◆ **EXCERPT PROVIDED**
━━━━━━━━━━━━━━━━━━━━

Yes. This is Harvey. The catalog, we executed two catalogs last year. They were actually incredible brand bodies of work and while they engage the consumer in the test and control format that we executed them, we will likely reinvest in a different way our direct strategy relative to direct in mail format.
So whether it's catalog or other format to direct mail, more effective, more efficient vehicles than the 28 and 56 page catalog, which just didn't increment the business enough versus the control to move forward in that same format.
We will still have a direct mail component as I talked about the recipe, if you will, but it will be in a more efficient, I guess I would say, less cost impactful way. And we believe that it's a part of kind of a tri-party way to engage consumers, both in-stores, online and through direct mail formats..
Okay.
And as you look going forward, how should we be thinking about the ideal number of stores that you need, given that you are becoming much more, I won't say focused, just much more refined in how you are doing your online business?.
Sure. So I will take that one. I think as I think about stores, the biggest change to think about going forward is the remodel program that we have going on. So we have roughly 237, 238 DXL stores today. There is another I think 88 Casual Male stores.
And so, many of those stores are going to convert over to the DXL format, which we have seen has been pretty effective with the first 10 or so stores that we have opened up.
I think the great thing about this strategy is, it will finally unite the brand and we will not be a company that's still operating Casual Male stores under a separate format than the DXL stores.
So as I think about it going forward, there will probably be a small handful of stores and new real estate that we would do every year as conditions warrant. But by and large, it will be conversion of existing Casual Male stores and remodeling in the same real estate..
Okay.
And when you look at the split, I know you talked a little about adding more designer product, how should we be thinking about that split between designer and the kind of your core basic/private label product going forward? And how should we be thinking about that in terms of ability to maintain margins if you are increasing the designer product?.
Well, I think when the day is done, it's all about satisfying the consumer and the consumer, as I mentioned a couple of times, is really in the driver's seat.
It is an area that, as we talk about balance of sale and a little bit of margin pressure that we are experiencing, driven by the fact that the consumers are in fact choosing some of the brands that the merchant team continues to bring to market and we are continuing to bring really new brand offerings to market.
Vineyard Vines is an example, North Face is an example where both were brought in, in late fall, early spring and we will extend that distribution even greater this fall and that success-driven by consumer engagement is really what drives our merchandise strategy.
We believe that the private label business is still very meaningful and while there is greater margin upside, when the day is done, it's about dollars and really GMROI.
So well, margin may be under pressure slightly from mark-up or gross margin on brand versus private label, when the day is done, it's about driving dollars per square foot in the box, productivity online and converting that in dollars, not percents..
Great. And last question, how do you look upon this as being able to attract new customers? It sounds like you are doing a tremendous job in terms of being able to cut, slice and dice the people you have.
How do you look upon this as driving new people who are big and tall and just haven't gone to a DXL or other store into the store?.
Yes. It's actually a really great question and although many of you would think we were going to do a big advertising campaign and create greater awareness, my own belief, our belief internally is that the greatest path to creating more customers is to create a compelling experience for those that come in and it starts to driving traffic.

━━━━━━━━━━━━━━━━━━━━

◆ **DATA EXTRACT**
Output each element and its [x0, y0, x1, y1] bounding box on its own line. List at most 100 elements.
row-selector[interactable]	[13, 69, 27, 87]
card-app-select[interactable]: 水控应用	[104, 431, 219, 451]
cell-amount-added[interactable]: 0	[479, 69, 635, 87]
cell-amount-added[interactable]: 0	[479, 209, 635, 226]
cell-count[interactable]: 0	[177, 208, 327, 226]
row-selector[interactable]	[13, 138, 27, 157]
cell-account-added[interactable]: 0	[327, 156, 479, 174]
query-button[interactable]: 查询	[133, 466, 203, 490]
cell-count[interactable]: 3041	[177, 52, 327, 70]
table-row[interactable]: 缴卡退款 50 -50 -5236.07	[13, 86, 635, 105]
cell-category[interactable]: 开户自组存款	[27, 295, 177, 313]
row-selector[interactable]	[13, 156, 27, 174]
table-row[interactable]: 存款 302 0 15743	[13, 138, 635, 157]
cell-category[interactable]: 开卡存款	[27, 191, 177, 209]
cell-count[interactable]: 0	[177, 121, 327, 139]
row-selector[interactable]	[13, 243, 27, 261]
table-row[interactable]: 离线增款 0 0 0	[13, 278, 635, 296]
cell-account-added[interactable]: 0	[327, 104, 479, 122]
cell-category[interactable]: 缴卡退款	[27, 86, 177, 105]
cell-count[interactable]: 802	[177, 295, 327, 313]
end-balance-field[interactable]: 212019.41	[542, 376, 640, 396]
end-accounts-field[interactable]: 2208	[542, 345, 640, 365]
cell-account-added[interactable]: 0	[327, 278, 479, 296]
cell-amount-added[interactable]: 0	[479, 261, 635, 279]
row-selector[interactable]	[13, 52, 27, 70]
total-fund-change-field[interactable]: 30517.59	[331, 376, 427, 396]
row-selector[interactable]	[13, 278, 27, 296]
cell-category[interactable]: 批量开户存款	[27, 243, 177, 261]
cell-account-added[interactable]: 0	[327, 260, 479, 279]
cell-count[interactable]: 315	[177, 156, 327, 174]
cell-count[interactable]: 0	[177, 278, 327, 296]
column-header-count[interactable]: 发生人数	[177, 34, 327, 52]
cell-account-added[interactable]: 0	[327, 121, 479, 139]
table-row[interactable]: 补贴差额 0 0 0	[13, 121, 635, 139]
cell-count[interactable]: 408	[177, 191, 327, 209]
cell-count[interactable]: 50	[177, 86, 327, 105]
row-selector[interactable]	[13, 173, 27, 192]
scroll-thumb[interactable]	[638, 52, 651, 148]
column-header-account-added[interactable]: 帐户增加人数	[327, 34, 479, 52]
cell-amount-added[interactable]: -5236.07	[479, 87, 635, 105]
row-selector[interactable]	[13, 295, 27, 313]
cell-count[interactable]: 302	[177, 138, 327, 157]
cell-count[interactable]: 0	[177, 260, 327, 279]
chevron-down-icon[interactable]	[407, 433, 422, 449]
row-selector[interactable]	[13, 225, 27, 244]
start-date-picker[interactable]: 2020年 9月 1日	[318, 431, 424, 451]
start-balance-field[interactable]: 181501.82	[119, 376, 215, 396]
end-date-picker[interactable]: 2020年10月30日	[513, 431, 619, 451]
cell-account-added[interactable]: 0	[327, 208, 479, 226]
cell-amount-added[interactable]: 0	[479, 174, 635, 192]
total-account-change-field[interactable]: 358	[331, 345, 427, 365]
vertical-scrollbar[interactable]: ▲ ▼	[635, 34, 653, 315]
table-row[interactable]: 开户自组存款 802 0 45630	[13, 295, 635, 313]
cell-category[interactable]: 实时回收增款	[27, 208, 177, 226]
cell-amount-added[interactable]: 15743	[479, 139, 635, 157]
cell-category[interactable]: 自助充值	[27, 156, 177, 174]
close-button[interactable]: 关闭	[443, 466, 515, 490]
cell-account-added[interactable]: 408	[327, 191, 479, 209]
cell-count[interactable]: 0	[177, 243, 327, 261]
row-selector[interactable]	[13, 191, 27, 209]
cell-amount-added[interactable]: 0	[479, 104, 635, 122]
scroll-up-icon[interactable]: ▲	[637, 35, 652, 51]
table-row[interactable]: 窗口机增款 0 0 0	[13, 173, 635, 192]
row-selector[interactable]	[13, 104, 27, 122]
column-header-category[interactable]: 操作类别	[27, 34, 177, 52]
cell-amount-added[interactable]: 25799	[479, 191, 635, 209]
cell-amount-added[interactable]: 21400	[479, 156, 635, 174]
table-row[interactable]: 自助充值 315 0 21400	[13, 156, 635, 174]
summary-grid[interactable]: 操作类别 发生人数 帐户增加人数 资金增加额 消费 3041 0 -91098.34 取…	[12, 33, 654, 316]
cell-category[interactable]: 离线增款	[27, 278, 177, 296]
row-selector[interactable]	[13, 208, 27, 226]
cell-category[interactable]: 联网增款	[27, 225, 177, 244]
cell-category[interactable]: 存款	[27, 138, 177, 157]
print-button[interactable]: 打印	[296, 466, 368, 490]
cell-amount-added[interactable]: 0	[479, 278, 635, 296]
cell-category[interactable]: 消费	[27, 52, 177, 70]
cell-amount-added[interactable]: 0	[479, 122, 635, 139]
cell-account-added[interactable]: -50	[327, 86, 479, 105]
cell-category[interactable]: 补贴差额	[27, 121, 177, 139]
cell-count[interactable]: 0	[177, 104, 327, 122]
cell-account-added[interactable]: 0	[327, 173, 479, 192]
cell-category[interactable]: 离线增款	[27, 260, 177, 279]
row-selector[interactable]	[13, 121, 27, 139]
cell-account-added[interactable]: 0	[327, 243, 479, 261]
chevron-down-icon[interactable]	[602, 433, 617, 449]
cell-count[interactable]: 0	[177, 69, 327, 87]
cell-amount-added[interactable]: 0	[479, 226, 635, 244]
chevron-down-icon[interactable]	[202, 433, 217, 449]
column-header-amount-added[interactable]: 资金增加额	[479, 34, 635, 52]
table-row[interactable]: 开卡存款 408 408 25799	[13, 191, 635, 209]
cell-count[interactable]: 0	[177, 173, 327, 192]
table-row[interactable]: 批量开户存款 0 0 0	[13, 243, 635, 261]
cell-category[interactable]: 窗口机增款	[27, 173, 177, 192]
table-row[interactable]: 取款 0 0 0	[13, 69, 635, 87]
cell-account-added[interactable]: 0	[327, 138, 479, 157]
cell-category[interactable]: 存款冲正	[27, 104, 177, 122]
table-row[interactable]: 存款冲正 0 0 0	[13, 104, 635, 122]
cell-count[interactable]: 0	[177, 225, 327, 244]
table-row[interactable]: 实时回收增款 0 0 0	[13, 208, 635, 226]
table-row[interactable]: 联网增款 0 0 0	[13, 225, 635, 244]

━━━━━━━━━━━━━━━━━━━━

◆ **REQUIRED ACTIONS**
1. From the DXL transcript, copy the passage from "Sure. So I will" to "the DXL stores.".
2. According to the DXL transcript, roughly how many DXL stores does the company have today?
3. Carry on the DXL transcript from the point where it stops.

◆ **ANSWERS TO THE TASKS**
1.
Sure. So I will take that one. I think as I think about stores, the biggest change to think about going forward is the remodel program that we have going on. So we have roughly 237, 238 DXL stores today. There is another I think 88 Casual Male stores.
And so, many of those stores are going to convert over to the DXL format, which we have seen has been pretty effective with the first 10 or so stores that we have opened up.
I think the great thing about this strategy is, it will finally unite the brand and we will not be a company that's still operating Casual Male stores under a separate format than the DXL stores.

2. Roughly 237 or 238.

3.
That's why we continue to talk about traffic not brand building and marketing awareness. Drive traffic to the box. Convert that traffic either online or in a store. Have an incredible experience which we get high watermarks for.
And then I am sure you are familiar with NPS, Net Promoter Score, the greatest ability for us to drive greater growth is because people will talk about us.
And the viral element of that experience is way more authentic and genuine than us creating a marketing campaign to just get our name out there in a more meaningful way and not have people come into our store or as the website evolves, come onto our website and have that incredible experience.
So the belief we have is that by engaging consumers into actually shopping with us, we will create a viral experience that is efficient and actually much more capable of creating greater number of customers than knowing who we are.
You know a guy is at a party, he's a big and tall customer, he looks great, so when the conversation travels and he said oh, yes, I had this the greatest experience at DXL store. That is actually not happenstance. That happens more regular than you would imagine and our belief is that traffic and conversion will ultimately drive that..
Great. Thank you and good luck for the holiday season..
Thanks so much..
And our next question comes from the line of Chris Krueger from Lake Street Capital. You may begin..
Hi. Good morning..
Good morning..
Hi. Back in mid-June, you announced that you are working with Infor Customer Engagement Solutions.
Are they heavily involved with the CRM project? Or are they more involved with future things to come?.
No. They are very heavily involved in the backbone of the CRM project..
Is it safe to say that you were already working with them prior to that announcement? Or is this all happening this quickly?.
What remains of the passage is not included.